═════ Input for this task

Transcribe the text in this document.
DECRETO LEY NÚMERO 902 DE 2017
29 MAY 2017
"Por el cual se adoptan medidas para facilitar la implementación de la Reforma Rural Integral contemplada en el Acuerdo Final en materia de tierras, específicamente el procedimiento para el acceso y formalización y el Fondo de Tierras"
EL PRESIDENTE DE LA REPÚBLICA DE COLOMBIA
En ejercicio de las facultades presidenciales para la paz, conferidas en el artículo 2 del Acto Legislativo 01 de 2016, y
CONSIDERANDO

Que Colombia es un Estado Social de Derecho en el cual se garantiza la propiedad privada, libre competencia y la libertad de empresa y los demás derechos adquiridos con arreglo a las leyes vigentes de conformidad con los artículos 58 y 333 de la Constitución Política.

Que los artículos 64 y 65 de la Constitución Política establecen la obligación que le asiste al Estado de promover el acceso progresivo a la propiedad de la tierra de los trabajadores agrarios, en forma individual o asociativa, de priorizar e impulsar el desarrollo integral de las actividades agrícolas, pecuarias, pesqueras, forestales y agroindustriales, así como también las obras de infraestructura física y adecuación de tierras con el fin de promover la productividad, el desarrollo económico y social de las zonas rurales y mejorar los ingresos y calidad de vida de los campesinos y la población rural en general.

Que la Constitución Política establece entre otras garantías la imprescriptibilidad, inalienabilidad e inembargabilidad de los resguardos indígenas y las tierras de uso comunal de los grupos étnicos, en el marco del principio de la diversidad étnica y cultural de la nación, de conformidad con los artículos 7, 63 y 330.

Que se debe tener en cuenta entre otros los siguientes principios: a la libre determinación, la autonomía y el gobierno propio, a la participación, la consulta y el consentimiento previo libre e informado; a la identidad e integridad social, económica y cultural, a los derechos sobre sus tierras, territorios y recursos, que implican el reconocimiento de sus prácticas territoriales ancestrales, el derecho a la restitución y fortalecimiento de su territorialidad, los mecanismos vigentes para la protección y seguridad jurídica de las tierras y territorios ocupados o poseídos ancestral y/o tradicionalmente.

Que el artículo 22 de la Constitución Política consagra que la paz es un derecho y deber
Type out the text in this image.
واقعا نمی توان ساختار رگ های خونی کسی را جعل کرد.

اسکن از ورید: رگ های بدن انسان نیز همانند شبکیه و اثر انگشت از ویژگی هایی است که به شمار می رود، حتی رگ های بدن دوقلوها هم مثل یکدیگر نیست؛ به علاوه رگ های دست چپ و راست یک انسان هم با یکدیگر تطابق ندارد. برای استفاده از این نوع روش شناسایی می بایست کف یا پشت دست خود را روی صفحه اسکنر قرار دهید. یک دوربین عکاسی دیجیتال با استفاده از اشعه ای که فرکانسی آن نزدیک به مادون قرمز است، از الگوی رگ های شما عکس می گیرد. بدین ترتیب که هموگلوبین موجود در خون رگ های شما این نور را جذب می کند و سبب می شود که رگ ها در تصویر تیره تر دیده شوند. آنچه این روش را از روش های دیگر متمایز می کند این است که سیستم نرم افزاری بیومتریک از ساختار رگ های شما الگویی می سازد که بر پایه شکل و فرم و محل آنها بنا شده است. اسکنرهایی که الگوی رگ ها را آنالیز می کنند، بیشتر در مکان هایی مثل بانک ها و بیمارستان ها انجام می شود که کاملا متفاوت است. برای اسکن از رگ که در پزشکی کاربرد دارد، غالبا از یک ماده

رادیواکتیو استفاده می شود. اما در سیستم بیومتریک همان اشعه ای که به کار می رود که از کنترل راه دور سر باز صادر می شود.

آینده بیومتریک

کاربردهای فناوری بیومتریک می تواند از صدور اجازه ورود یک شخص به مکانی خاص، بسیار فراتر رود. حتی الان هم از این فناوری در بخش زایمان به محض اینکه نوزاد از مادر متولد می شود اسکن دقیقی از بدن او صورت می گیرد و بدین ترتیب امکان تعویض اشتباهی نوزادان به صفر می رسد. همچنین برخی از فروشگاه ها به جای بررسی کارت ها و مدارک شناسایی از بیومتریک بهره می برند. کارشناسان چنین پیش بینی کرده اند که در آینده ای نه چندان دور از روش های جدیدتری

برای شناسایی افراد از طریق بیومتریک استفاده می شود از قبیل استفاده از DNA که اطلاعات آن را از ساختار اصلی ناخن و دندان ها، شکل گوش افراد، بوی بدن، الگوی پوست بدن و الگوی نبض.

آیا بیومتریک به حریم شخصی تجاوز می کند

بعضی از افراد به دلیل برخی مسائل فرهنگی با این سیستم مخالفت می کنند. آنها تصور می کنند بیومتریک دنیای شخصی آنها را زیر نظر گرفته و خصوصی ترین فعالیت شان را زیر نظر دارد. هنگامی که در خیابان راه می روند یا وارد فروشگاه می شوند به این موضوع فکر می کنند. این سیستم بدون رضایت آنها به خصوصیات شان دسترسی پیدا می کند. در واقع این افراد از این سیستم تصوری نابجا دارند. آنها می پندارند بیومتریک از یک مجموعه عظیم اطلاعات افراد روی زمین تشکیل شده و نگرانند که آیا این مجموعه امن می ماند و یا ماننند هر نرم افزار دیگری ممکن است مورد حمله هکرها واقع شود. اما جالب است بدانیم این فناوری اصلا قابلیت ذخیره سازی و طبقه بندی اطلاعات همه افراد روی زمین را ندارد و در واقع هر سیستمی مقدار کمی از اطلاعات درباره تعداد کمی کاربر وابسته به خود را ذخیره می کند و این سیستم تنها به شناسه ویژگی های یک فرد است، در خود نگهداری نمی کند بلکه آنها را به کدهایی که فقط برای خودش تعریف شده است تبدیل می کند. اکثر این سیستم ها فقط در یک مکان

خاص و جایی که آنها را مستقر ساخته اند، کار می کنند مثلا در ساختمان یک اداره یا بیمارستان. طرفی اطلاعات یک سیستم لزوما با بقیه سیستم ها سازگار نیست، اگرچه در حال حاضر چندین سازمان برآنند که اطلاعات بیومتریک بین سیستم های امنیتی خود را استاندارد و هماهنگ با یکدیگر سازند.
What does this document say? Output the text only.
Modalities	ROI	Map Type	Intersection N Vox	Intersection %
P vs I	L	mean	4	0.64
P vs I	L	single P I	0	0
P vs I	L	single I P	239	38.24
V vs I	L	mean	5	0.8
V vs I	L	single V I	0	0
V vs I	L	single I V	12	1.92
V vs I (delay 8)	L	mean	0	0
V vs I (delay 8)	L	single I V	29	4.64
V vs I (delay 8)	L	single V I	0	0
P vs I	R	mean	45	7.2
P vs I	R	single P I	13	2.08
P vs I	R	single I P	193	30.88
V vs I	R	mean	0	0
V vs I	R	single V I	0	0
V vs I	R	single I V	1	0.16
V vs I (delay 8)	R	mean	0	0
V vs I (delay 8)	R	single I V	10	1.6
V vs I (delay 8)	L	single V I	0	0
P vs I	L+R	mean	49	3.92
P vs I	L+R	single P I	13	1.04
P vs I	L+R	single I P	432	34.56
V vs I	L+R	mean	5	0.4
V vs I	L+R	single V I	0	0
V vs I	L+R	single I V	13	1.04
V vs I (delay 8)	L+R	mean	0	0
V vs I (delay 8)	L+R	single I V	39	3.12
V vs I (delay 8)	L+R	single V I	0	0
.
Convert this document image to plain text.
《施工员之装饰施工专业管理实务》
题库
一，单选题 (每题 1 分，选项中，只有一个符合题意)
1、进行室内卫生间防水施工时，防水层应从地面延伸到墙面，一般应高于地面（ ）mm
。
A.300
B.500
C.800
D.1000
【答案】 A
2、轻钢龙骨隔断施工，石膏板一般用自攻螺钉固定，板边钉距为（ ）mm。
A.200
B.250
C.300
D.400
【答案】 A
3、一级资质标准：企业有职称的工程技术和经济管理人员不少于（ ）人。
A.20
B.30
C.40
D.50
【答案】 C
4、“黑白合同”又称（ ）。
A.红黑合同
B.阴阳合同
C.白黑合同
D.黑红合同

══════════

■ Work to be completed
For the entries above, count the lines that contain the string "para", and state that number without further comment.

■ The solution
3